-- START Dataset excerpts --

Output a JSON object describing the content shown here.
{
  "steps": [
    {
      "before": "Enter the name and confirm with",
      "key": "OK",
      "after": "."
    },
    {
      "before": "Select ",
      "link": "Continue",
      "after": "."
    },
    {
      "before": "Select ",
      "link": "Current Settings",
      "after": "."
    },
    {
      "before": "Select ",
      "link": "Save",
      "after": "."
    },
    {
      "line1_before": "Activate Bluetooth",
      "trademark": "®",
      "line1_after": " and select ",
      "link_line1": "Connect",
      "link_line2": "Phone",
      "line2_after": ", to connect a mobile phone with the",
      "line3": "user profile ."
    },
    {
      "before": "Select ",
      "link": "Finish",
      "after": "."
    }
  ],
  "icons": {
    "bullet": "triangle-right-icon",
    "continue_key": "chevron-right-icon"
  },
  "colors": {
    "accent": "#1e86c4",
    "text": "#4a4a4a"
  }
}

-- END Dataset excerpts --

Exercise instructions
Extract all the material, leaving every line as it is.

Output for this task
Output a JSON object describing the content shown here.
{
  "steps": [
    {
      "before": "Enter the name and confirm with",
      "key": "OK",
      "after": "."
    },
    {
      "before": "Select ",
      "link": "Continue",
      "after": "."
    },
    {
      "before": "Select ",
      "link": "Current Settings",
      "after": "."
    },
    {
      "before": "Select ",
      "link": "Save",
      "after": "."
    },
    {
      "line1_before": "Activate Bluetooth",
      "trademark": "®",
      "line1_after": " and select ",
      "link_line1": "Connect",
      "link_line2": "Phone",
      "line2_after": ", to connect a mobile phone with the",
      "line3": "user profile ."
    },
    {
      "before": "Select ",
      "link": "Finish",
      "after": "."
    }
  ],
  "icons": {
    "bullet": "triangle-right-icon",
    "continue_key": "chevron-right-icon"
  },
  "colors": {
    "accent": "#1e86c4",
    "text": "#4a4a4a"
  }
}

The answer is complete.